Component data from apps and pages
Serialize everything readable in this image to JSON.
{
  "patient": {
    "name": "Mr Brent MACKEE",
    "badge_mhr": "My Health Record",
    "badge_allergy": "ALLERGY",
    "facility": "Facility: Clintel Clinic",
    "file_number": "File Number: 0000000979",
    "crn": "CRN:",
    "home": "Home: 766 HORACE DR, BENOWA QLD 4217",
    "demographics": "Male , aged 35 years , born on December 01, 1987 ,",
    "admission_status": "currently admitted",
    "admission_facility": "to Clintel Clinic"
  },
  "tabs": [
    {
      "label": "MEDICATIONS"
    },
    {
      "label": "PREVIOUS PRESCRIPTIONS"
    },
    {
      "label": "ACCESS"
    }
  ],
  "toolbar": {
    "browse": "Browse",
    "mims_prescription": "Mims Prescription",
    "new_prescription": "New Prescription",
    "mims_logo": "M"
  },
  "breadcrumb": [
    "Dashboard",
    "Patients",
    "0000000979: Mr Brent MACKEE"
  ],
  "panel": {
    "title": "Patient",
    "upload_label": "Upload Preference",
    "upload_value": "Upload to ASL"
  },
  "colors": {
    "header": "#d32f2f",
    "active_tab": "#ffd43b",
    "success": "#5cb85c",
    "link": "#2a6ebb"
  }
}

EXERCISE DIRECTIONS —
Print the entries once more, character for character.

WRITTEN REPLY —
Serialize everything readable in this image to JSON.
{
  "patient": {
    "name": "Mr Brent MACKEE",
    "badge_mhr": "My Health Record",
    "badge_allergy": "ALLERGY",
    "facility": "Facility: Clintel Clinic",
    "file_number": "File Number: 0000000979",
    "crn": "CRN:",
    "home": "Home: 766 HORACE DR, BENOWA QLD 4217",
    "demographics": "Male , aged 35 years , born on December 01, 1987 ,",
    "admission_status": "currently admitted",
    "admission_facility": "to Clintel Clinic"
  },
  "tabs": [
    {
      "label": "MEDICATIONS"
    },
    {
      "label": "PREVIOUS PRESCRIPTIONS"
    },
    {
      "label": "ACCESS"
    }
  ],
  "toolbar": {
    "browse": "Browse",
    "mims_prescription": "Mims Prescription",
    "new_prescription": "New Prescription",
    "mims_logo": "M"
  },
  "breadcrumb": [
    "Dashboard",
    "Patients",
    "0000000979: Mr Brent MACKEE"
  ],
  "panel": {
    "title": "Patient",
    "upload_label": "Upload Preference",
    "upload_value": "Upload to ASL"
  },
  "colors": {
    "header": "#d32f2f",
    "active_tab": "#ffd43b",
    "success": "#5cb85c",
    "link": "#2a6ebb"
  }
}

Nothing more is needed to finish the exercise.